> **Set problem**:
Write out each line word for word. Drop pictures.

— start of Dataset content —

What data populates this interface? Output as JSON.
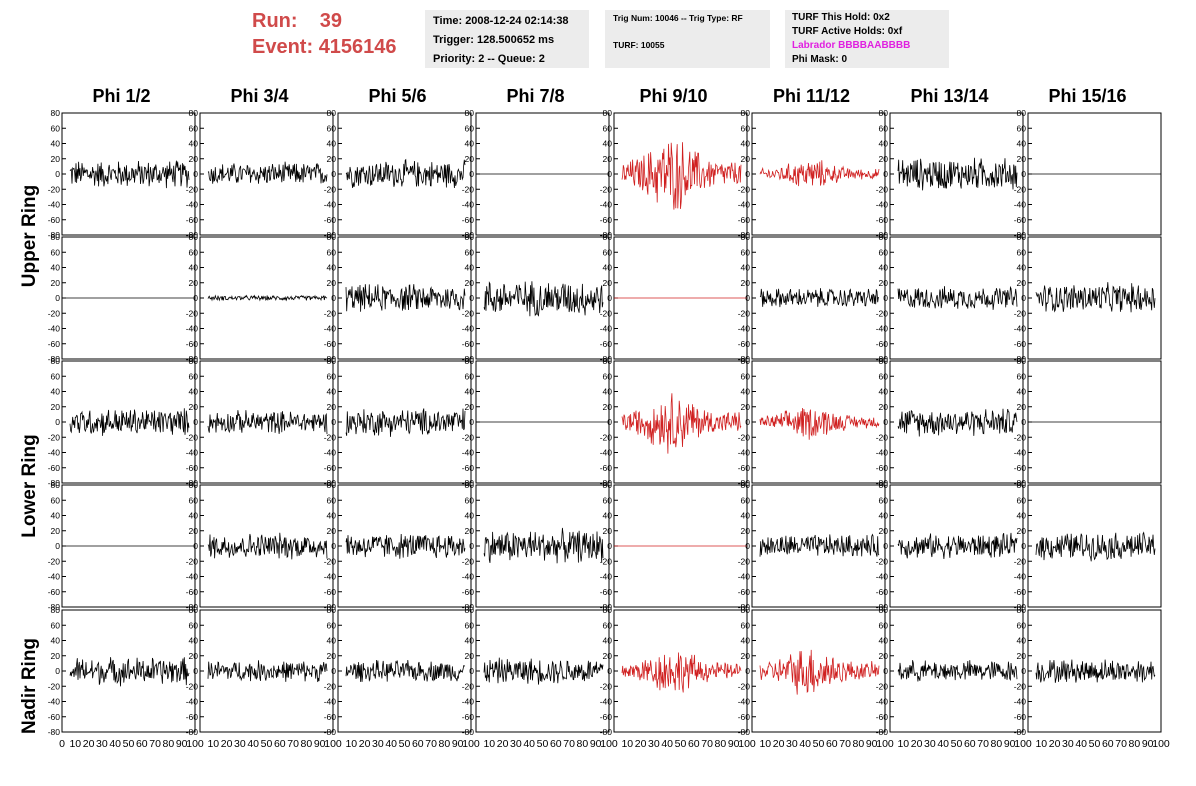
{
  "header": {
    "run_label": "Run:",
    "run_value": "39",
    "event_label": "Event:",
    "event_value": "4156146"
  },
  "info1": {
    "time": "Time: 2008-12-24 02:14:38",
    "trigger": "Trigger: 128.500652 ms",
    "priority": "Priority: 2 -- Queue: 2"
  },
  "info2": {
    "trig": "Trig Num: 10046 -- Trig Type: RF",
    "turf": "TURF: 10055"
  },
  "info3": {
    "this_hold": "TURF This Hold: 0x2",
    "active_holds": "TURF Active Holds: 0xf",
    "labrador": "Labrador BBBBAABBBB",
    "phi_mask": "Phi Mask: 0"
  },
  "columns": [
    "Phi 1/2",
    "Phi 3/4",
    "Phi 5/6",
    "Phi 7/8",
    "Phi 9/10",
    "Phi 11/12",
    "Phi 13/14",
    "Phi 15/16"
  ],
  "rings": [
    "Upper Ring",
    "Lower Ring",
    "Nadir Ring"
  ],
  "colors": {
    "normal": "#000000",
    "triggered": "#d02020",
    "header": "#d04a4a",
    "labrador": "#e020e0",
    "infobox": "#ececec"
  },
  "chart_data": {
    "type": "line",
    "grid": "8 columns x 5 rows of waveform panels",
    "ylim": [
      -80,
      80
    ],
    "xlim": [
      0,
      100
    ],
    "y_ticks": [
      "80",
      "60",
      "40",
      "20",
      "0",
      "-20",
      "-40",
      "-60",
      "-80"
    ],
    "x_ticks": [
      "0",
      "10",
      "20",
      "30",
      "40",
      "50",
      "60",
      "70",
      "80",
      "90",
      "100"
    ],
    "panels": [
      {
        "row": 0,
        "col": 0,
        "amp": 17,
        "flat": false,
        "red": false
      },
      {
        "row": 0,
        "col": 1,
        "amp": 14,
        "flat": false,
        "red": false
      },
      {
        "row": 0,
        "col": 2,
        "amp": 17,
        "flat": false,
        "red": false
      },
      {
        "row": 0,
        "col": 3,
        "amp": 0,
        "flat": true,
        "red": false
      },
      {
        "row": 0,
        "col": 4,
        "amp": 35,
        "flat": false,
        "red": true
      },
      {
        "row": 0,
        "col": 5,
        "amp": 14,
        "flat": false,
        "red": true
      },
      {
        "row": 0,
        "col": 6,
        "amp": 20,
        "flat": false,
        "red": false
      },
      {
        "row": 0,
        "col": 7,
        "amp": 0,
        "flat": true,
        "red": false
      },
      {
        "row": 1,
        "col": 0,
        "amp": 0,
        "flat": true,
        "red": false
      },
      {
        "row": 1,
        "col": 1,
        "amp": 3,
        "flat": false,
        "red": false
      },
      {
        "row": 1,
        "col": 2,
        "amp": 17,
        "flat": false,
        "red": false
      },
      {
        "row": 1,
        "col": 3,
        "amp": 22,
        "flat": false,
        "red": false
      },
      {
        "row": 1,
        "col": 4,
        "amp": 0,
        "flat": true,
        "red": true
      },
      {
        "row": 1,
        "col": 5,
        "amp": 12,
        "flat": false,
        "red": false
      },
      {
        "row": 1,
        "col": 6,
        "amp": 14,
        "flat": false,
        "red": false
      },
      {
        "row": 1,
        "col": 7,
        "amp": 18,
        "flat": false,
        "red": false
      },
      {
        "row": 2,
        "col": 0,
        "amp": 17,
        "flat": false,
        "red": false
      },
      {
        "row": 2,
        "col": 1,
        "amp": 14,
        "flat": false,
        "red": false
      },
      {
        "row": 2,
        "col": 2,
        "amp": 17,
        "flat": false,
        "red": false
      },
      {
        "row": 2,
        "col": 3,
        "amp": 0,
        "flat": true,
        "red": false
      },
      {
        "row": 2,
        "col": 4,
        "amp": 28,
        "flat": false,
        "red": true
      },
      {
        "row": 2,
        "col": 5,
        "amp": 16,
        "flat": false,
        "red": true
      },
      {
        "row": 2,
        "col": 6,
        "amp": 17,
        "flat": false,
        "red": false
      },
      {
        "row": 2,
        "col": 7,
        "amp": 0,
        "flat": true,
        "red": false
      },
      {
        "row": 3,
        "col": 0,
        "amp": 0,
        "flat": true,
        "red": false
      },
      {
        "row": 3,
        "col": 1,
        "amp": 16,
        "flat": false,
        "red": false
      },
      {
        "row": 3,
        "col": 2,
        "amp": 16,
        "flat": false,
        "red": false
      },
      {
        "row": 3,
        "col": 3,
        "amp": 20,
        "flat": false,
        "red": false
      },
      {
        "row": 3,
        "col": 4,
        "amp": 0,
        "flat": true,
        "red": true
      },
      {
        "row": 3,
        "col": 5,
        "amp": 14,
        "flat": false,
        "red": false
      },
      {
        "row": 3,
        "col": 6,
        "amp": 15,
        "flat": false,
        "red": false
      },
      {
        "row": 3,
        "col": 7,
        "amp": 17,
        "flat": false,
        "red": false
      },
      {
        "row": 4,
        "col": 0,
        "amp": 17,
        "flat": false,
        "red": false
      },
      {
        "row": 4,
        "col": 1,
        "amp": 13,
        "flat": false,
        "red": false
      },
      {
        "row": 4,
        "col": 2,
        "amp": 13,
        "flat": false,
        "red": false
      },
      {
        "row": 4,
        "col": 3,
        "amp": 16,
        "flat": false,
        "red": false
      },
      {
        "row": 4,
        "col": 4,
        "amp": 22,
        "flat": false,
        "red": true
      },
      {
        "row": 4,
        "col": 5,
        "amp": 24,
        "flat": false,
        "red": true
      },
      {
        "row": 4,
        "col": 6,
        "amp": 13,
        "flat": false,
        "red": false
      },
      {
        "row": 4,
        "col": 7,
        "amp": 15,
        "flat": false,
        "red": false
      }
    ]
  }
}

— end of Dataset content —

> **Exercise output**:
What data populates this interface? Output as JSON.
{
  "header": {
    "run_label": "Run:",
    "run_value": "39",
    "event_label": "Event:",
    "event_value": "4156146"
  },
  "info1": {
    "time": "Time: 2008-12-24 02:14:38",
    "trigger": "Trigger: 128.500652 ms",
    "priority": "Priority: 2 -- Queue: 2"
  },
  "info2": {
    "trig": "Trig Num: 10046 -- Trig Type: RF",
    "turf": "TURF: 10055"
  },
  "info3": {
    "this_hold": "TURF This Hold: 0x2",
    "active_holds": "TURF Active Holds: 0xf",
    "labrador": "Labrador BBBBAABBBB",
    "phi_mask": "Phi Mask: 0"
  },
  "columns": [
    "Phi 1/2",
    "Phi 3/4",
    "Phi 5/6",
    "Phi 7/8",
    "Phi 9/10",
    "Phi 11/12",
    "Phi 13/14",
    "Phi 15/16"
  ],
  "rings": [
    "Upper Ring",
    "Lower Ring",
    "Nadir Ring"
  ],
  "colors": {
    "normal": "#000000",
    "triggered": "#d02020",
    "header": "#d04a4a",
    "labrador": "#e020e0",
    "infobox": "#ececec"
  },
  "chart_data": {
    "type": "line",
    "grid": "8 columns x 5 rows of waveform panels",
    "ylim": [
      -80,
      80
    ],
    "xlim": [
      0,
      100
    ],
    "y_ticks": [
      "80",
      "60",
      "40",
      "20",
      "0",
      "-20",
      "-40",
      "-60",
      "-80"
    ],
    "x_ticks": [
      "0",
      "10",
      "20",
      "30",
      "40",
      "50",
      "60",
      "70",
      "80",
      "90",
      "100"
    ],
    "panels": [
      {
        "row": 0,
        "col": 0,
        "amp": 17,
        "flat": false,
        "red": false
      },
      {
        "row": 0,
        "col": 1,
        "amp": 14,
        "flat": false,
        "red": false
      },
      {
        "row": 0,
        "col": 2,
        "amp": 17,
        "flat": false,
        "red": false
      },
      {
        "row": 0,
        "col": 3,
        "amp": 0,
        "flat": true,
        "red": false
      },
      {
        "row": 0,
        "col": 4,
        "amp": 35,
        "flat": false,
        "red": true
      },
      {
        "row": 0,
        "col": 5,
        "amp": 14,
        "flat": false,
        "red": true
      },
      {
        "row": 0,
        "col": 6,
        "amp": 20,
        "flat": false,
        "red": false
      },
      {
        "row": 0,
        "col": 7,
        "amp": 0,
        "flat": true,
        "red": false
      },
      {
        "row": 1,
        "col": 0,
        "amp": 0,
        "flat": true,
        "red": false
      },
      {
        "row": 1,
        "col": 1,
        "amp": 3,
        "flat": false,
        "red": false
      },
      {
        "row": 1,
        "col": 2,
        "amp": 17,
        "flat": false,
        "red": false
      },
      {
        "row": 1,
        "col": 3,
        "amp": 22,
        "flat": false,
        "red": false
      },
      {
        "row": 1,
        "col": 4,
        "amp": 0,
        "flat": true,
        "red": true
      },
      {
        "row": 1,
        "col": 5,
        "amp": 12,
        "flat": false,
        "red": false
      },
      {
        "row": 1,
        "col": 6,
        "amp": 14,
        "flat": false,
        "red": false
      },
      {
        "row": 1,
        "col": 7,
        "amp": 18,
        "flat": false,
        "red": false
      },
      {
        "row": 2,
        "col": 0,
        "amp": 17,
        "flat": false,
        "red": false
      },
      {
        "row": 2,
        "col": 1,
        "amp": 14,
        "flat": false,
        "red": false
      },
      {
        "row": 2,
        "col": 2,
        "amp": 17,
        "flat": false,
        "red": false
      },
      {
        "row": 2,
        "col": 3,
        "amp": 0,
        "flat": true,
        "red": false
      },
      {
        "row": 2,
        "col": 4,
        "amp": 28,
        "flat": false,
        "red": true
      },
      {
        "row": 2,
        "col": 5,
        "amp": 16,
        "flat": false,
        "red": true
      },
      {
        "row": 2,
        "col": 6,
        "amp": 17,
        "flat": false,
        "red": false
      },
      {
        "row": 2,
        "col": 7,
        "amp": 0,
        "flat": true,
        "red": false
      },
      {
        "row": 3,
        "col": 0,
        "amp": 0,
        "flat": true,
        "red": false
      },
      {
        "row": 3,
        "col": 1,
        "amp": 16,
        "flat": false,
        "red": false
      },
      {
        "row": 3,
        "col": 2,
        "amp": 16,
        "flat": false,
        "red": false
      },
      {
        "row": 3,
        "col": 3,
        "amp": 20,
        "flat": false,
        "red": false
      },
      {
        "row": 3,
        "col": 4,
        "amp": 0,
        "flat": true,
        "red": true
      },
      {
        "row": 3,
        "col": 5,
        "amp": 14,
        "flat": false,
        "red": false
      },
      {
        "row": 3,
        "col": 6,
        "amp": 15,
        "flat": false,
        "red": false
      },
      {
        "row": 3,
        "col": 7,
        "amp": 17,
        "flat": false,
        "red": false
      },
      {
        "row": 4,
        "col": 0,
        "amp": 17,
        "flat": false,
        "red": false
      },
      {
        "row": 4,
        "col": 1,
        "amp": 13,
        "flat": false,
        "red": false
      },
      {
        "row": 4,
        "col": 2,
        "amp": 13,
        "flat": false,
        "red": false
      },
      {
        "row": 4,
        "col": 3,
        "amp": 16,
        "flat": false,
        "red": false
      },
      {
        "row": 4,
        "col": 4,
        "amp": 22,
        "flat": false,
        "red": true
      },
      {
        "row": 4,
        "col": 5,
        "amp": 24,
        "flat": false,
        "red": true
      },
      {
        "row": 4,
        "col": 6,
        "amp": 13,
        "flat": false,
        "red": false
      },
      {
        "row": 4,
        "col": 7,
        "amp": 15,
        "flat": false,
        "red": false
      }
    ]
  }
}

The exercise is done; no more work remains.